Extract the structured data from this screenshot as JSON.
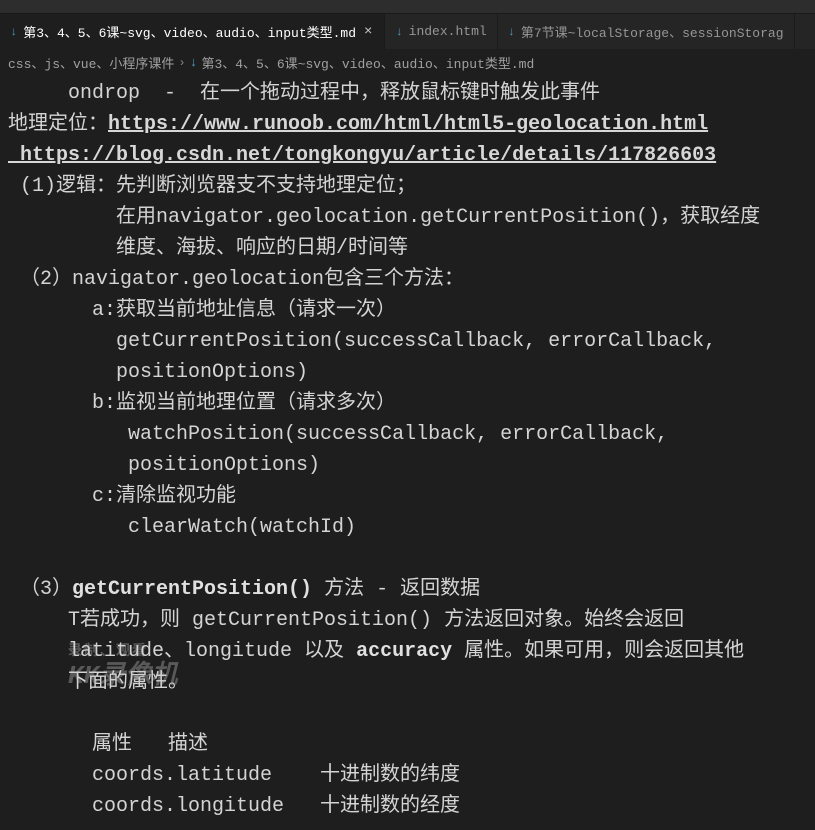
{
  "tabs": [
    {
      "label": "第3、4、5、6课~svg、video、audio、input类型.md",
      "active": true,
      "close": "×"
    },
    {
      "label": "index.html",
      "active": false
    },
    {
      "label": "第7节课~localStorage、sessionStorag",
      "active": false
    }
  ],
  "breadcrumb": {
    "segment1": "css、js、vue、小程序课件",
    "segment2": "第3、4、5、6课~svg、video、audio、input类型.md"
  },
  "content": {
    "l1_a": "     ondrop  -  ",
    "l1_b": "在一个拖动过程中，释放鼠标键时触发此事件",
    "l2_a": "地理定位：",
    "l2_link1": "https://www.runoob.com/html/html5-geolocation.html",
    "l3_link2": " https://blog.csdn.net/tongkongyu/article/details/117826603",
    "l4": " (1)逻辑：先判断浏览器支不支持地理定位；",
    "l5_a": "         在用",
    "l5_b": "navigator.geolocation.getCurrentPosition()",
    "l5_c": "，获取经度",
    "l6": "         维度、海拔、响应的日期/时间等",
    "l7_a": " （2）",
    "l7_b": "navigator.geolocation",
    "l7_c": "包含三个方法：",
    "l8": "       a:获取当前地址信息（请求一次）",
    "l9": "         getCurrentPosition(successCallback, errorCallback,",
    "l10": "         positionOptions)",
    "l11": "       b:监视当前地理位置（请求多次）",
    "l12": "          watchPosition(successCallback, errorCallback,",
    "l13": "          positionOptions)",
    "l14": "       c:清除监视功能",
    "l15": "          clearWatch(watchId)",
    "l16": " ",
    "l17_a": " （3）",
    "l17_b": "getCurrentPosition()",
    "l17_c": " 方法 - 返回数据",
    "l18_a": "     T若成功，则 ",
    "l18_b": "getCurrentPosition()",
    "l18_c": " 方法返回对象。始终会返回",
    "l19_a": "     latitude、longitude",
    "l19_b": " 以及 ",
    "l19_c": "accuracy",
    "l19_d": " 属性。如果可用，则会返回其他",
    "l20": "     下面的属性。",
    "l21": " ",
    "l22": "       属性   描述",
    "l23": "       coords.latitude    十进制数的纬度",
    "l24": "       coords.longitude   十进制数的经度"
  },
  "watermark": {
    "small": "录制、观看",
    "main": "KK录像机"
  }
}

########################################

GIVEN REQUEST: Your task is to copy the entries in full and exactly, without any images.

CORRECT OUTPUT:
Extract the structured data from this screenshot as JSON.
{
  "tabs": [
    {
      "label": "第3、4、5、6课~svg、video、audio、input类型.md",
      "active": true,
      "close": "×"
    },
    {
      "label": "index.html",
      "active": false
    },
    {
      "label": "第7节课~localStorage、sessionStorag",
      "active": false
    }
  ],
  "breadcrumb": {
    "segment1": "css、js、vue、小程序课件",
    "segment2": "第3、4、5、6课~svg、video、audio、input类型.md"
  },
  "content": {
    "l1_a": "     ondrop  -  ",
    "l1_b": "在一个拖动过程中，释放鼠标键时触发此事件",
    "l2_a": "地理定位：",
    "l2_link1": "https://www.runoob.com/html/html5-geolocation.html",
    "l3_link2": " https://blog.csdn.net/tongkongyu/article/details/117826603",
    "l4": " (1)逻辑：先判断浏览器支不支持地理定位；",
    "l5_a": "         在用",
    "l5_b": "navigator.geolocation.getCurrentPosition()",
    "l5_c": "，获取经度",
    "l6": "         维度、海拔、响应的日期/时间等",
    "l7_a": " （2）",
    "l7_b": "navigator.geolocation",
    "l7_c": "包含三个方法：",
    "l8": "       a:获取当前地址信息（请求一次）",
    "l9": "         getCurrentPosition(successCallback, errorCallback,",
    "l10": "         positionOptions)",
    "l11": "       b:监视当前地理位置（请求多次）",
    "l12": "          watchPosition(successCallback, errorCallback,",
    "l13": "          positionOptions)",
    "l14": "       c:清除监视功能",
    "l15": "          clearWatch(watchId)",
    "l16": " ",
    "l17_a": " （3）",
    "l17_b": "getCurrentPosition()",
    "l17_c": " 方法 - 返回数据",
    "l18_a": "     T若成功，则 ",
    "l18_b": "getCurrentPosition()",
    "l18_c": " 方法返回对象。始终会返回",
    "l19_a": "     latitude、longitude",
    "l19_b": " 以及 ",
    "l19_c": "accuracy",
    "l19_d": " 属性。如果可用，则会返回其他",
    "l20": "     下面的属性。",
    "l21": " ",
    "l22": "       属性   描述",
    "l23": "       coords.latitude    十进制数的纬度",
    "l24": "       coords.longitude   十进制数的经度"
  },
  "watermark": {
    "small": "录制、观看",
    "main": "KK录像机"
  }
}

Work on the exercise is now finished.